--- START Records for processing ---

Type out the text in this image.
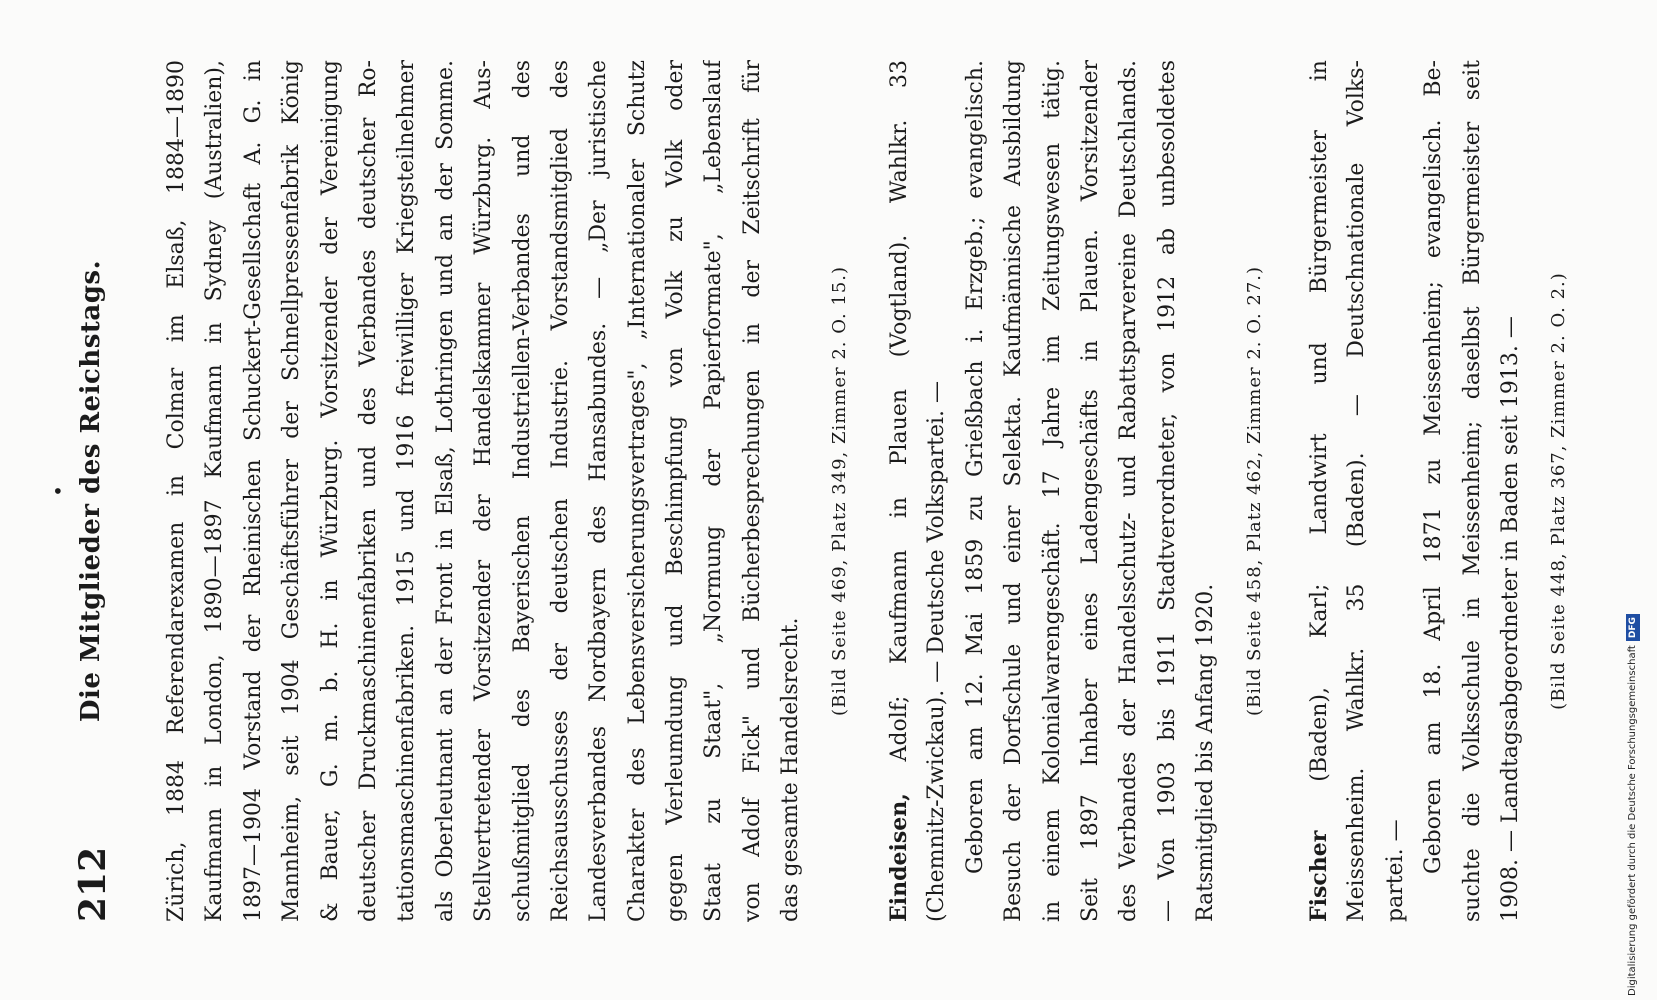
•
212
Die Mitglieder des Reichstags.	Zürich, 1884 Referendarexamen in Colmar im Elsaß, 1884—1890 Kaufmann in London, 1890—1897 Kaufmann in Sydney (Australien), 1897—1904 Vorstand der Rheinischen Schuckert-Gesellschaft A. G. in Mannheim, seit 1904 Geschäftsführer der Schnellpressenfabrik König & Bauer, G. m. b. H. in Würzburg. Vorsitzender der Vereinigung deutscher Druckmaschinenfabriken und des Verbandes deutscher Ro- tationsmaschinenfabriken. 1915 und 1916 freiwilliger Kriegsteilnehmer als Oberleutnant an der Front in Elsaß, Lothringen und an der Somme. Stellvertretender Vorsitzender der Handelskammer Würzburg. Aus- schußmitglied des Bayerischen Industriellen-Verbandes und des Reichsausschusses der deutschen Industrie. Vorstandsmitglied des Landesverbandes Nordbayern des Hansabundes. — „Der juristische Charakter des Lebensversicherungsvertrages", „Internationaler Schutz gegen Verleumdung und Beschimpfung von Volk zu Volk oder Staat zu Staat", „Normung der Papierformate", „Lebenslauf von Adolf Fick" und Bücherbesprechungen in der Zeitschrift für das gesamte Handelsrecht.
(Bild Seite 469, Platz 349, Zimmer 2. O. 15.)
Eindeisen, Adolf; Kaufmann in Plauen (Vogtland). Wahlkr. 33 (Chemnitz-Zwickau). — Deutsche Volkspartei. — Geboren am 12. Mai 1859 zu Grießbach i. Erzgeb.; evangelisch. Besuch der Dorfschule und einer Selekta. Kaufmännische Ausbildung in einem Kolonialwarengeschäft. 17 Jahre im Zeitungswesen tätig. Seit 1897 Inhaber eines Ladengeschäfts in Plauen. Vorsitzender des Verbandes der Handelsschutz- und Rabattsparvereine Deutschlands. — Von 1903 bis 1911 Stadtverordneter, von 1912 ab unbesoldetes Ratsmitglied bis Anfang 1920.
(Bild Seite 458, Platz 462, Zimmer 2. O. 27.)
Fischer (Baden), Karl; Landwirt und Bürgermeister in Meissenheim. Wahlkr. 35 (Baden). — Deutschnationale Volks- partei. — Geboren am 18. April 1871 zu Meissenheim; evangelisch. Be- suchte die Volksschule in Meissenheim; daselbst Bürgermeister seit 1908. — Landtagsabgeordneter in Baden seit 1913. —	(Bild Seite 448, Platz 367, Zimmer 2. O. 2.)
Digitalisierung gefördert durch die Deutsche ForschungsgemeinschaftDFG
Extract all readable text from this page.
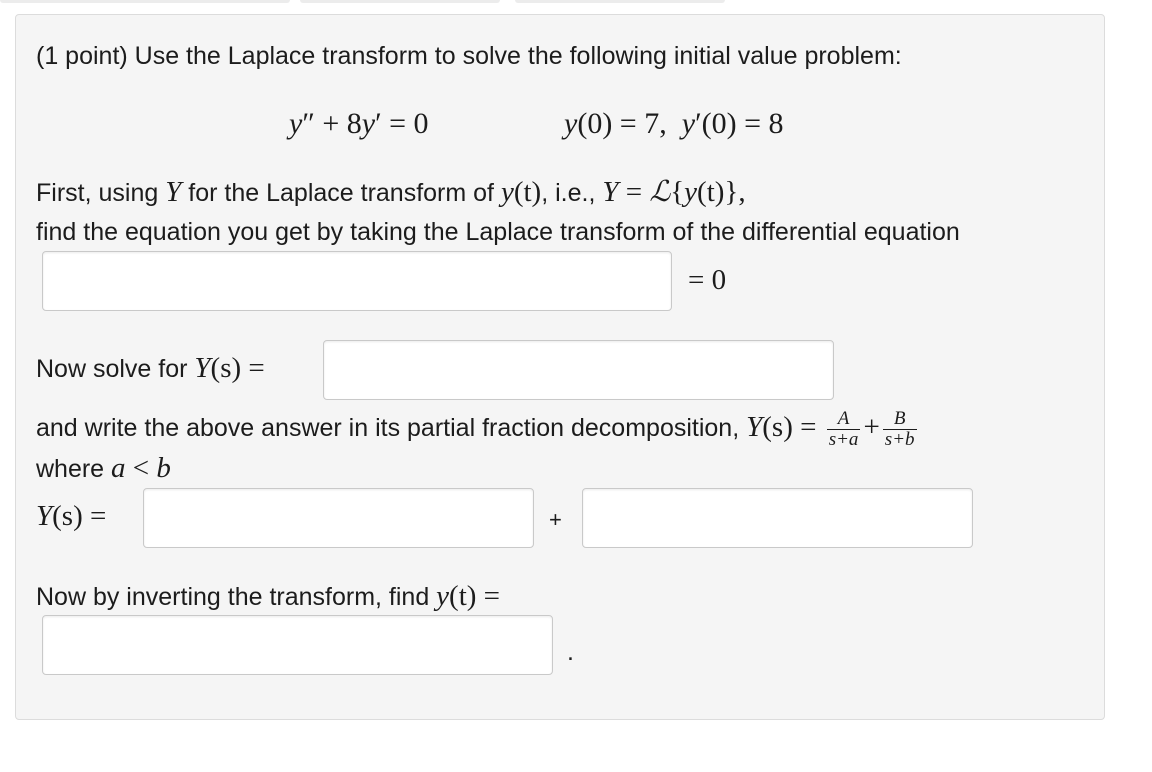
(1 point) Use the Laplace transform to solve the following initial value problem:
y″ + 8y′ = 0	y(0) = 7, y′(0) = 8
First, using Y for the Laplace transform of y(t), i.e., Y = ℒ{y(t)},
find the equation you get by taking the Laplace transform of the differential equation
= 0
Now solve for Y(s) =
and write the above answer in its partial fraction decomposition, $Y(s) = \frac{A}{s+a} + \frac{B}{s+b}$
where a < b
Y(s) =	+
Now by inverting the transform, find y(t) =
.
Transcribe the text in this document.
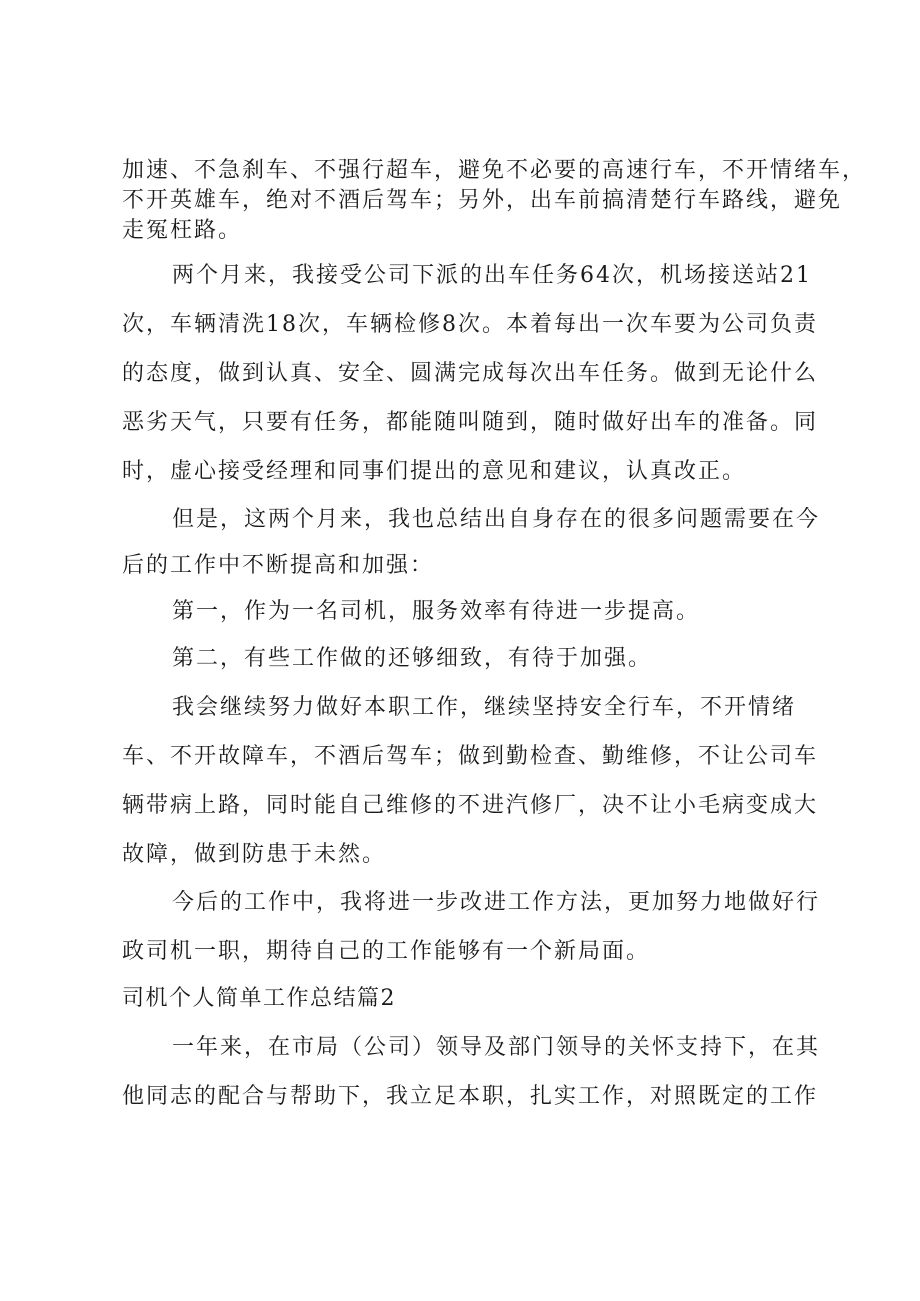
加速、不急刹车、不强行超车，避免不必要的高速行车，不开情绪车，
不开英雄车，绝对不酒后驾车；另外，出车前搞清楚行车路线，避免
走冤枉路。
两个月来，我接受公司下派的出车任务64次，机场接送站21
次，车辆清洗18次，车辆检修8次。本着每出一次车要为公司负责
的态度，做到认真、安全、圆满完成每次出车任务。做到无论什么
恶劣天气，只要有任务，都能随叫随到，随时做好出车的准备。同
时，虚心接受经理和同事们提出的意见和建议，认真改正。
但是，这两个月来，我也总结出自身存在的很多问题需要在今
后的工作中不断提高和加强：
第一，作为一名司机，服务效率有待进一步提高。
第二，有些工作做的还够细致，有待于加强。
我会继续努力做好本职工作，继续坚持安全行车，不开情绪
车、不开故障车，不酒后驾车；做到勤检查、勤维修，不让公司车
辆带病上路，同时能自己维修的不进汽修厂，决不让小毛病变成大
故障，做到防患于未然。
今后的工作中，我将进一步改进工作方法，更加努力地做好行
政司机一职，期待自己的工作能够有一个新局面。
司机个人简单工作总结篇2
一年来，在市局（公司）领导及部门领导的关怀支持下，在其
他同志的配合与帮助下，我立足本职，扎实工作，对照既定的工作
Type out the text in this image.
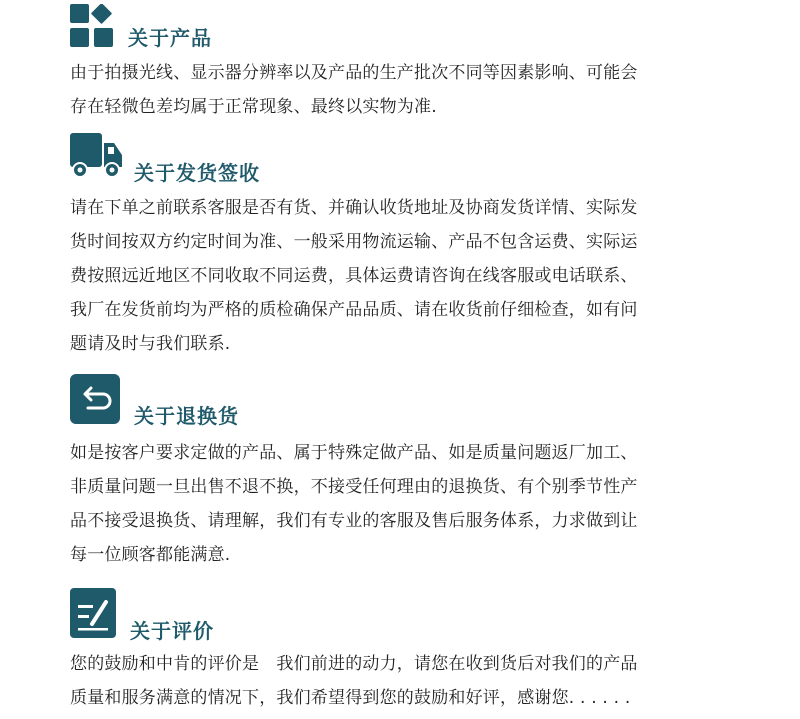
关于产品
由于拍摄光线、显示器分辨率以及产品的生产批次不同等因素影响、可能会
存在轻微色差均属于正常现象、最终以实物为准.
关于发货签收
请在下单之前联系客服是否有货、并确认收货地址及协商发货详情、实际发
货时间按双方约定时间为准、一般采用物流运输、产品不包含运费、实际运
费按照远近地区不同收取不同运费，具体运费请咨询在线客服或电话联系、
我厂在发货前均为严格的质检确保产品品质、请在收货前仔细检查，如有问
题请及时与我们联系.
关于退换货
如是按客户要求定做的产品、属于特殊定做产品、如是质量问题返厂加工、
非质量问题一旦出售不退不换，不接受任何理由的退换货、有个别季节性产
品不接受退换货、请理解，我们有专业的客服及售后服务体系，力求做到让
每一位顾客都能满意.
关于评价
您的鼓励和中肯的评价是　我们前进的动力，请您在收到货后对我们的产品
质量和服务满意的情况下，我们希望得到您的鼓励和好评，感谢您. . . . . .
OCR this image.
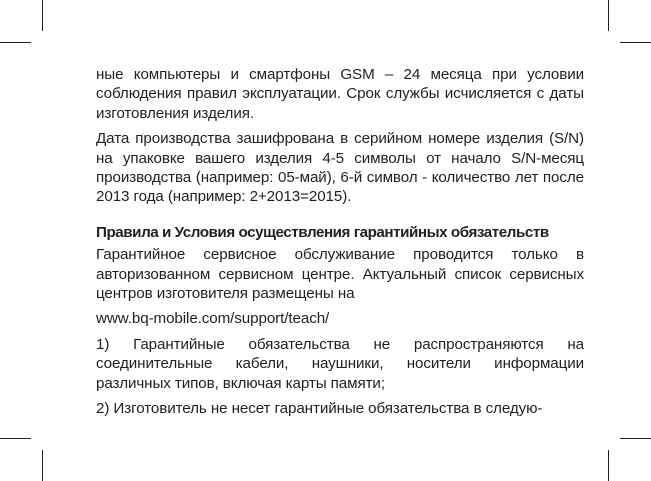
ные компьютеры и смартфоны GSM – 24 месяца при условии соблюдения правил эксплуатации. Срок службы исчисляется с даты изготовления изделия.

Дата производства зашифрована в серийном номере изделия (S/N) на упаковке вашего изделия 4-5 символы от начало S/N-месяц производства (например: 05-май), 6-й символ - количество лет после 2013 года (например: 2+2013=2015).

Правила и Условия осуществления гарантийных обязательств

Гарантийное сервисное обслуживание проводится только в авторизованном сервисном центре. Актуальный список сервисных центров изготовителя размещены на

www.bq-mobile.com/support/teach/

1) Гарантийные обязательства не распространяются на соединительные кабели, наушники, носители информации различных типов, включая карты памяти;

2) Изготовитель не несет гарантийные обязательства в следую-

--- END Records for processing ---

- **The exercise**: Go through the listing above and write it out again exactly, dropping the pictures.

- **Correct response**:
Type out the text in this image.
•
212
Die Mitglieder des Reichstags.	Zürich, 1884 Referendarexamen in Colmar im Elsaß, 1884—1890 Kaufmann in London, 1890—1897 Kaufmann in Sydney (Australien), 1897—1904 Vorstand der Rheinischen Schuckert-Gesellschaft A. G. in Mannheim, seit 1904 Geschäftsführer der Schnellpressenfabrik König & Bauer, G. m. b. H. in Würzburg. Vorsitzender der Vereinigung deutscher Druckmaschinenfabriken und des Verbandes deutscher Ro- tationsmaschinenfabriken. 1915 und 1916 freiwilliger Kriegsteilnehmer als Oberleutnant an der Front in Elsaß, Lothringen und an der Somme. Stellvertretender Vorsitzender der Handelskammer Würzburg. Aus- schußmitglied des Bayerischen Industriellen-Verbandes und des Reichsausschusses der deutschen Industrie. Vorstandsmitglied des Landesverbandes Nordbayern des Hansabundes. — „Der juristische Charakter des Lebensversicherungsvertrages", „Internationaler Schutz gegen Verleumdung und Beschimpfung von Volk zu Volk oder Staat zu Staat", „Normung der Papierformate", „Lebenslauf von Adolf Fick" und Bücherbesprechungen in der Zeitschrift für das gesamte Handelsrecht.
(Bild Seite 469, Platz 349, Zimmer 2. O. 15.)
Eindeisen, Adolf; Kaufmann in Plauen (Vogtland). Wahlkr. 33 (Chemnitz-Zwickau). — Deutsche Volkspartei. — Geboren am 12. Mai 1859 zu Grießbach i. Erzgeb.; evangelisch. Besuch der Dorfschule und einer Selekta. Kaufmännische Ausbildung in einem Kolonialwarengeschäft. 17 Jahre im Zeitungswesen tätig. Seit 1897 Inhaber eines Ladengeschäfts in Plauen. Vorsitzender des Verbandes der Handelsschutz- und Rabattsparvereine Deutschlands. — Von 1903 bis 1911 Stadtverordneter, von 1912 ab unbesoldetes Ratsmitglied bis Anfang 1920.
(Bild Seite 458, Platz 462, Zimmer 2. O. 27.)
Fischer (Baden), Karl; Landwirt und Bürgermeister in Meissenheim. Wahlkr. 35 (Baden). — Deutschnationale Volks- partei. — Geboren am 18. April 1871 zu Meissenheim; evangelisch. Be- suchte die Volksschule in Meissenheim; daselbst Bürgermeister seit 1908. — Landtagsabgeordneter in Baden seit 1913. —	(Bild Seite 448, Platz 367, Zimmer 2. O. 2.)
Digitalisierung gefördert durch die Deutsche ForschungsgemeinschaftDFG
Extract all readable text from this page.
(1 point) Use the Laplace transform to solve the following initial value problem:
y″ + 8y′ = 0	y(0) = 7, y′(0) = 8
First, using Y for the Laplace transform of y(t), i.e., Y = ℒ{y(t)},
find the equation you get by taking the Laplace transform of the differential equation
= 0
Now solve for Y(s) =
and write the above answer in its partial fraction decomposition, $Y(s) = \frac{A}{s+a} + \frac{B}{s+b}$
where a < b
Y(s) =	+
Now by inverting the transform, find y(t) =
.
Transcribe the text in this document.
加速、不急刹车、不强行超车，避免不必要的高速行车，不开情绪车，
不开英雄车，绝对不酒后驾车；另外，出车前搞清楚行车路线，避免
走冤枉路。
两个月来，我接受公司下派的出车任务64次，机场接送站21
次，车辆清洗18次，车辆检修8次。本着每出一次车要为公司负责
的态度，做到认真、安全、圆满完成每次出车任务。做到无论什么
恶劣天气，只要有任务，都能随叫随到，随时做好出车的准备。同
时，虚心接受经理和同事们提出的意见和建议，认真改正。
但是，这两个月来，我也总结出自身存在的很多问题需要在今
后的工作中不断提高和加强：
第一，作为一名司机，服务效率有待进一步提高。
第二，有些工作做的还够细致，有待于加强。
我会继续努力做好本职工作，继续坚持安全行车，不开情绪
车、不开故障车，不酒后驾车；做到勤检查、勤维修，不让公司车
辆带病上路，同时能自己维修的不进汽修厂，决不让小毛病变成大
故障，做到防患于未然。
今后的工作中，我将进一步改进工作方法，更加努力地做好行
政司机一职，期待自己的工作能够有一个新局面。
司机个人简单工作总结篇2
一年来，在市局（公司）领导及部门领导的关怀支持下，在其
他同志的配合与帮助下，我立足本职，扎实工作，对照既定的工作
Type out the text in this image.
关于产品
由于拍摄光线、显示器分辨率以及产品的生产批次不同等因素影响、可能会
存在轻微色差均属于正常现象、最终以实物为准.
关于发货签收
请在下单之前联系客服是否有货、并确认收货地址及协商发货详情、实际发
货时间按双方约定时间为准、一般采用物流运输、产品不包含运费、实际运
费按照远近地区不同收取不同运费，具体运费请咨询在线客服或电话联系、
我厂在发货前均为严格的质检确保产品品质、请在收货前仔细检查，如有问
题请及时与我们联系.
关于退换货
如是按客户要求定做的产品、属于特殊定做产品、如是质量问题返厂加工、
非质量问题一旦出售不退不换，不接受任何理由的退换货、有个别季节性产
品不接受退换货、请理解，我们有专业的客服及售后服务体系，力求做到让
每一位顾客都能满意.
关于评价
您的鼓励和中肯的评价是　我们前进的动力，请您在收到货后对我们的产品
质量和服务满意的情况下，我们希望得到您的鼓励和好评，感谢您. . . . . .
OCR this image.
ные компьютеры и смартфоны GSM – 24 месяца при условии соблюдения правил эксплуатации. Срок службы исчисляется с даты изготовления изделия.

Дата производства зашифрована в серийном номере изделия (S/N) на упаковке вашего изделия 4-5 символы от начало S/N-месяц производства (например: 05-май), 6-й символ - количество лет после 2013 года (например: 2+2013=2015).

Правила и Условия осуществления гарантийных обязательств

Гарантийное сервисное обслуживание проводится только в авторизованном сервисном центре. Актуальный список сервисных центров изготовителя размещены на

www.bq-mobile.com/support/teach/

1) Гарантийные обязательства не распространяются на соединительные кабели, наушники, носители информации различных типов, включая карты памяти;

2) Изготовитель не несет гарантийные обязательства в следую-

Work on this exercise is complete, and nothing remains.